--- Given records ---

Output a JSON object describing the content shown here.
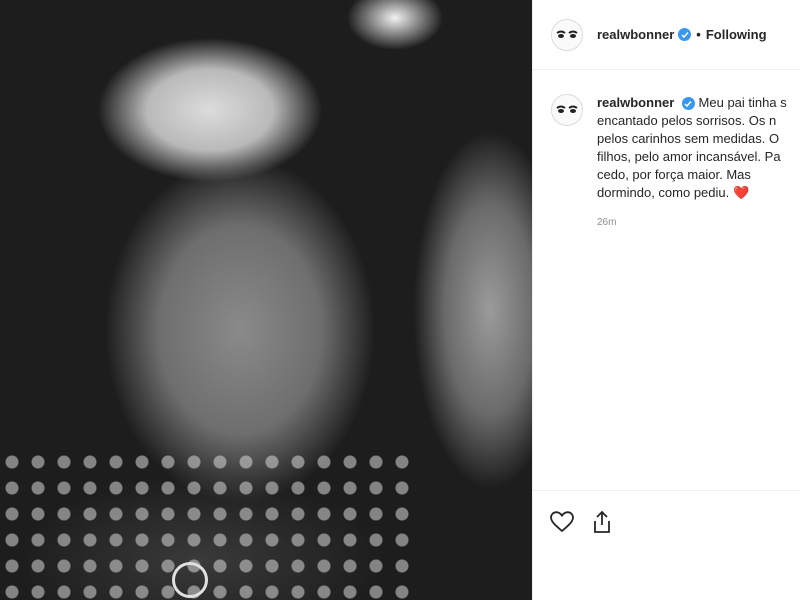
{
  "post": {
    "username": "realwbonner",
    "follow_status": "Following",
    "separator": "•",
    "caption_lines": [
      "Meu pai tinha s",
      "encantado pelos sorrisos. Os n",
      "pelos carinhos sem medidas. O",
      "filhos, pelo amor incansável. Pa",
      "cedo, por força maior. Mas",
      "dormindo, como pediu."
    ],
    "caption_emoji": "❤️",
    "timestamp": "26m"
  },
  "icons": {
    "verified": "verified-badge-icon",
    "like": "heart-outline-icon",
    "share": "share-icon",
    "avatar": "eyes-avatar-icon"
  },
  "colors": {
    "verified": "#3897f0",
    "heart": "#ed4956",
    "border": "#efefef",
    "muted_text": "#8e8e8e"
  }
}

---

**Aim:** Select every line where the word "heart" occurs.

**Reply:**
    "like": "heart-outline-icon",
    "heart": "#ed4956",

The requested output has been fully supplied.